The data below should be printed in full, exactly, and without any of its images.

|---|

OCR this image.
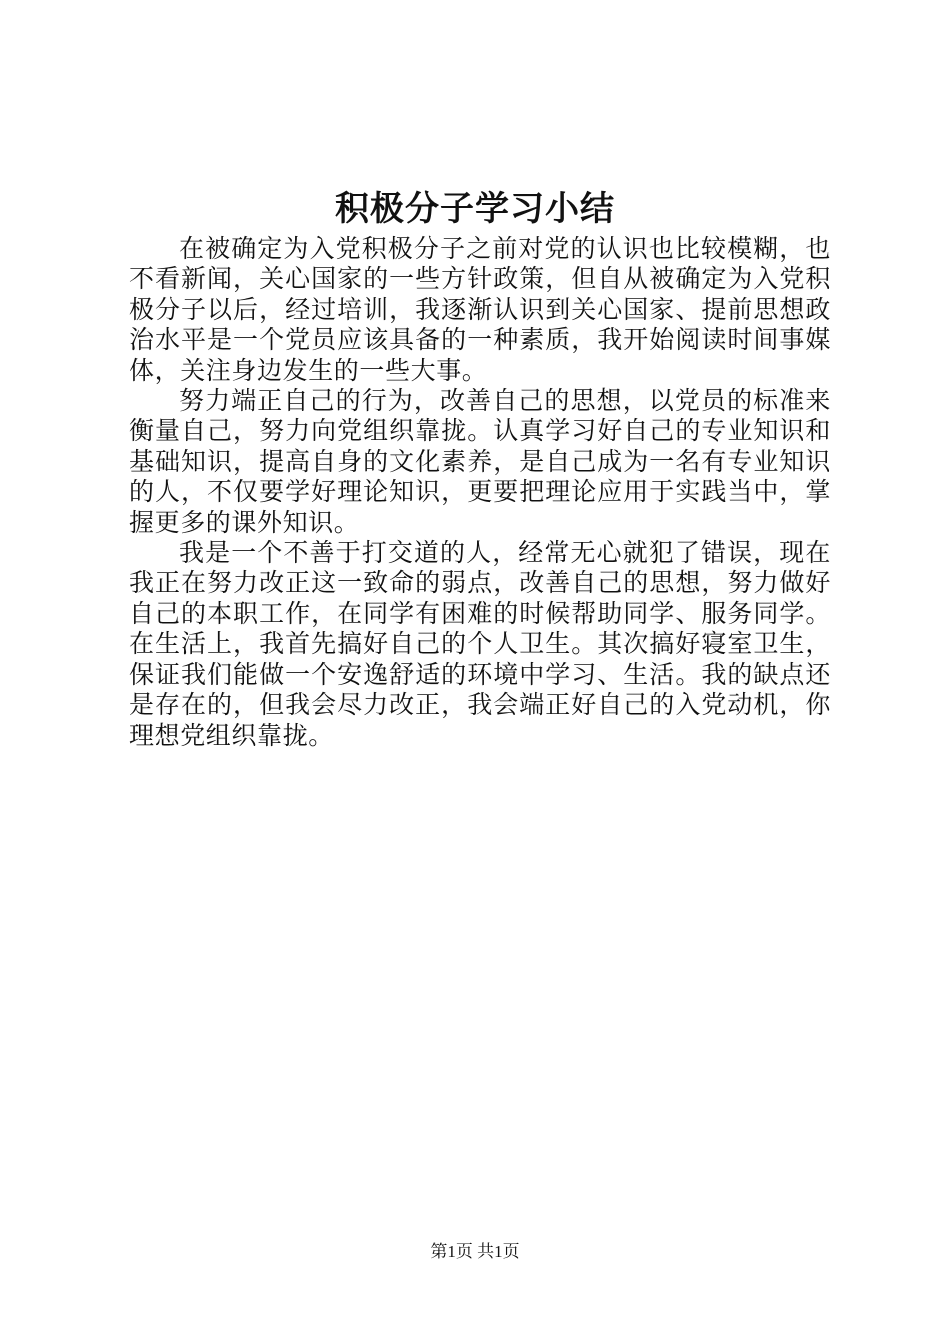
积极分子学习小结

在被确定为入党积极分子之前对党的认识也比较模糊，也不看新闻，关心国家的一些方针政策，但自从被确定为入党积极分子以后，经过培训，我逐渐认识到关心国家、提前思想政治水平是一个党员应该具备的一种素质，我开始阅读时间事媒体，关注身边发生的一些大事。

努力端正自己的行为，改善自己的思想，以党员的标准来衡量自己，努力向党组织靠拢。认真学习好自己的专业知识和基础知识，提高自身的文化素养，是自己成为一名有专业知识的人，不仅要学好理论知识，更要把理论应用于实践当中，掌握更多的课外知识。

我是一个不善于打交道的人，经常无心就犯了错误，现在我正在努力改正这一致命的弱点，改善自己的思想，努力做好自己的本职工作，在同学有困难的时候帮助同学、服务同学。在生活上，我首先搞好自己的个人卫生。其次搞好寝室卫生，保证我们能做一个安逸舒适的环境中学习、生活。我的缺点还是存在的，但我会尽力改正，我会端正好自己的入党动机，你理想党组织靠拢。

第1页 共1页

|---|

OUTPUT BELOW:
OCR this image.
积极分子学习小结

在被确定为入党积极分子之前对党的认识也比较模糊，也不看新闻，关心国家的一些方针政策，但自从被确定为入党积极分子以后，经过培训，我逐渐认识到关心国家、提前思想政治水平是一个党员应该具备的一种素质，我开始阅读时间事媒体，关注身边发生的一些大事。

努力端正自己的行为，改善自己的思想，以党员的标准来衡量自己，努力向党组织靠拢。认真学习好自己的专业知识和基础知识，提高自身的文化素养，是自己成为一名有专业知识的人，不仅要学好理论知识，更要把理论应用于实践当中，掌握更多的课外知识。

我是一个不善于打交道的人，经常无心就犯了错误，现在我正在努力改正这一致命的弱点，改善自己的思想，努力做好自己的本职工作，在同学有困难的时候帮助同学、服务同学。在生活上，我首先搞好自己的个人卫生。其次搞好寝室卫生，保证我们能做一个安逸舒适的环境中学习、生活。我的缺点还是存在的，但我会尽力改正，我会端正好自己的入党动机，你理想党组织靠拢。

第1页 共1页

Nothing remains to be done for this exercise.